_DATA SUPPLIED_:
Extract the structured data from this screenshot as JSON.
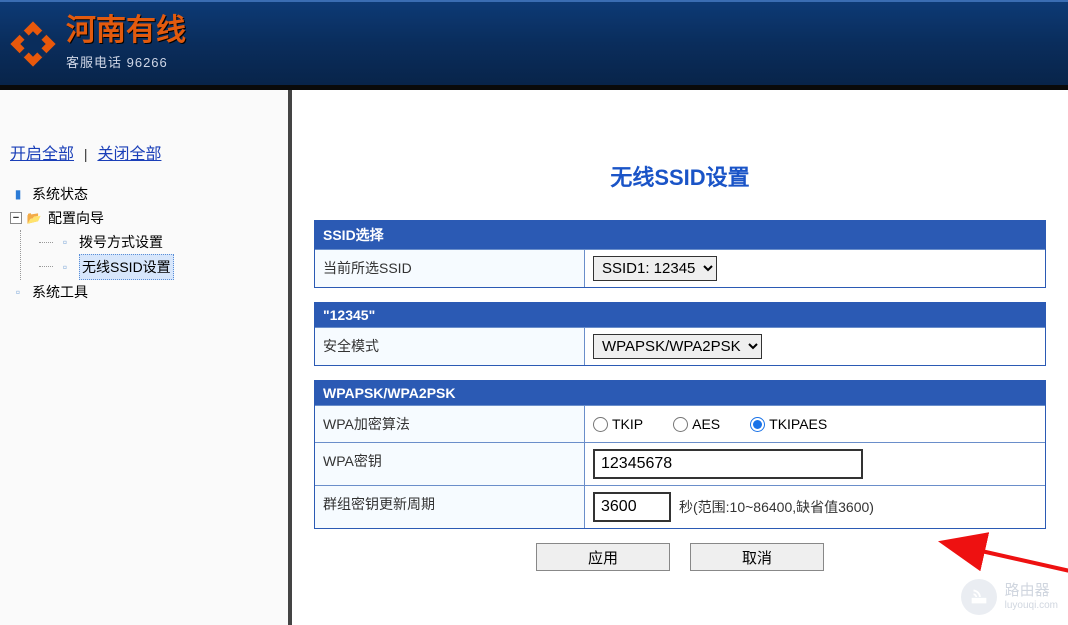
{
  "brand": {
    "name": "河南有线",
    "subtitle": "客服电话  96266"
  },
  "sidebar": {
    "expand_all": "开启全部",
    "collapse_all": "关闭全部",
    "items": [
      {
        "label": "系统状态"
      },
      {
        "label": "配置向导",
        "children": [
          {
            "label": "拨号方式设置"
          },
          {
            "label": "无线SSID设置",
            "selected": true
          }
        ]
      },
      {
        "label": "系统工具"
      }
    ]
  },
  "main": {
    "title": "无线SSID设置",
    "ssid_panel": {
      "header": "SSID选择",
      "current_label": "当前所选SSID",
      "current_value": "SSID1: 12345"
    },
    "security_panel": {
      "header": "\"12345\"",
      "mode_label": "安全模式",
      "mode_value": "WPAPSK/WPA2PSK"
    },
    "wpa_panel": {
      "header": "WPAPSK/WPA2PSK",
      "algo_label": "WPA加密算法",
      "algo_options": {
        "tkip": "TKIP",
        "aes": "AES",
        "tkipaes": "TKIPAES"
      },
      "algo_selected": "tkipaes",
      "key_label": "WPA密钥",
      "key_value": "12345678",
      "rekey_label": "群组密钥更新周期",
      "rekey_value": "3600",
      "rekey_note": "秒(范围:10~86400,缺省值3600)"
    },
    "actions": {
      "apply": "应用",
      "cancel": "取消"
    }
  },
  "watermark": {
    "title": "路由器",
    "sub": "luyouqi.com"
  }
}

_WHAT TO PRODUCE_: Go through the listing above and write it out again exactly, dropping the pictures.

_RESULT_:
Extract the structured data from this screenshot as JSON.
{
  "brand": {
    "name": "河南有线",
    "subtitle": "客服电话  96266"
  },
  "sidebar": {
    "expand_all": "开启全部",
    "collapse_all": "关闭全部",
    "items": [
      {
        "label": "系统状态"
      },
      {
        "label": "配置向导",
        "children": [
          {
            "label": "拨号方式设置"
          },
          {
            "label": "无线SSID设置",
            "selected": true
          }
        ]
      },
      {
        "label": "系统工具"
      }
    ]
  },
  "main": {
    "title": "无线SSID设置",
    "ssid_panel": {
      "header": "SSID选择",
      "current_label": "当前所选SSID",
      "current_value": "SSID1: 12345"
    },
    "security_panel": {
      "header": "\"12345\"",
      "mode_label": "安全模式",
      "mode_value": "WPAPSK/WPA2PSK"
    },
    "wpa_panel": {
      "header": "WPAPSK/WPA2PSK",
      "algo_label": "WPA加密算法",
      "algo_options": {
        "tkip": "TKIP",
        "aes": "AES",
        "tkipaes": "TKIPAES"
      },
      "algo_selected": "tkipaes",
      "key_label": "WPA密钥",
      "key_value": "12345678",
      "rekey_label": "群组密钥更新周期",
      "rekey_value": "3600",
      "rekey_note": "秒(范围:10~86400,缺省值3600)"
    },
    "actions": {
      "apply": "应用",
      "cancel": "取消"
    }
  },
  "watermark": {
    "title": "路由器",
    "sub": "luyouqi.com"
  }
}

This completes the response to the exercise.